TASK TO CARRY OUT :: What follows is a listing; give it again exactly, in its entirety.

::: MATERIAL

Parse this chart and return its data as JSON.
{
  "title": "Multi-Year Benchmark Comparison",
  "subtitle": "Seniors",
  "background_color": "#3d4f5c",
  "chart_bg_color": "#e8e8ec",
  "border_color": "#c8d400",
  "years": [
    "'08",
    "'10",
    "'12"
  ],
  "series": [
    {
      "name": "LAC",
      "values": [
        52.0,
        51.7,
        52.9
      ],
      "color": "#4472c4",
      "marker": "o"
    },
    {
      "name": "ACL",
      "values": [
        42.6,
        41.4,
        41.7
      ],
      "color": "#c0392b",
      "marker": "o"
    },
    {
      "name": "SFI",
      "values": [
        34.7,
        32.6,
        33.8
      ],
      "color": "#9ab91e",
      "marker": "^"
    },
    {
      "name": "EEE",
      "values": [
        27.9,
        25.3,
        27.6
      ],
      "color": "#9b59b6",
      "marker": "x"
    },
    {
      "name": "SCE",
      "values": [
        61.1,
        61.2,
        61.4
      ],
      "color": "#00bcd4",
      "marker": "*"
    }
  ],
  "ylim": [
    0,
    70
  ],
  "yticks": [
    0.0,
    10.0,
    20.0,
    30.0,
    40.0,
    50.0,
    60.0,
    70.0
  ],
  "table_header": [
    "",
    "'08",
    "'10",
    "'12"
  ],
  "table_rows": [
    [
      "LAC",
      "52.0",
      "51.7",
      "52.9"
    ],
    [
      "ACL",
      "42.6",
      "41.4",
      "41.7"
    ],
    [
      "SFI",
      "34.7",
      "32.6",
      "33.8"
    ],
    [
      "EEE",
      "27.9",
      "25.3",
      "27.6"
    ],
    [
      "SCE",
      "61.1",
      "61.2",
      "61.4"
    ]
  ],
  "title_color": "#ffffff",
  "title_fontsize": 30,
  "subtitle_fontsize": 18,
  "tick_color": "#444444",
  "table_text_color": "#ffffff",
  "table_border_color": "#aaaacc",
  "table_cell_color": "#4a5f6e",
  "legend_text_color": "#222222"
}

::::::

WRITTEN SOLUTION ::
Parse this chart and return its data as JSON.
{
  "title": "Multi-Year Benchmark Comparison",
  "subtitle": "Seniors",
  "background_color": "#3d4f5c",
  "chart_bg_color": "#e8e8ec",
  "border_color": "#c8d400",
  "years": [
    "'08",
    "'10",
    "'12"
  ],
  "series": [
    {
      "name": "LAC",
      "values": [
        52.0,
        51.7,
        52.9
      ],
      "color": "#4472c4",
      "marker": "o"
    },
    {
      "name": "ACL",
      "values": [
        42.6,
        41.4,
        41.7
      ],
      "color": "#c0392b",
      "marker": "o"
    },
    {
      "name": "SFI",
      "values": [
        34.7,
        32.6,
        33.8
      ],
      "color": "#9ab91e",
      "marker": "^"
    },
    {
      "name": "EEE",
      "values": [
        27.9,
        25.3,
        27.6
      ],
      "color": "#9b59b6",
      "marker": "x"
    },
    {
      "name": "SCE",
      "values": [
        61.1,
        61.2,
        61.4
      ],
      "color": "#00bcd4",
      "marker": "*"
    }
  ],
  "ylim": [
    0,
    70
  ],
  "yticks": [
    0.0,
    10.0,
    20.0,
    30.0,
    40.0,
    50.0,
    60.0,
    70.0
  ],
  "table_header": [
    "",
    "'08",
    "'10",
    "'12"
  ],
  "table_rows": [
    [
      "LAC",
      "52.0",
      "51.7",
      "52.9"
    ],
    [
      "ACL",
      "42.6",
      "41.4",
      "41.7"
    ],
    [
      "SFI",
      "34.7",
      "32.6",
      "33.8"
    ],
    [
      "EEE",
      "27.9",
      "25.3",
      "27.6"
    ],
    [
      "SCE",
      "61.1",
      "61.2",
      "61.4"
    ]
  ],
  "title_color": "#ffffff",
  "title_fontsize": 30,
  "subtitle_fontsize": 18,
  "tick_color": "#444444",
  "table_text_color": "#ffffff",
  "table_border_color": "#aaaacc",
  "table_cell_color": "#4a5f6e",
  "legend_text_color": "#222222"
}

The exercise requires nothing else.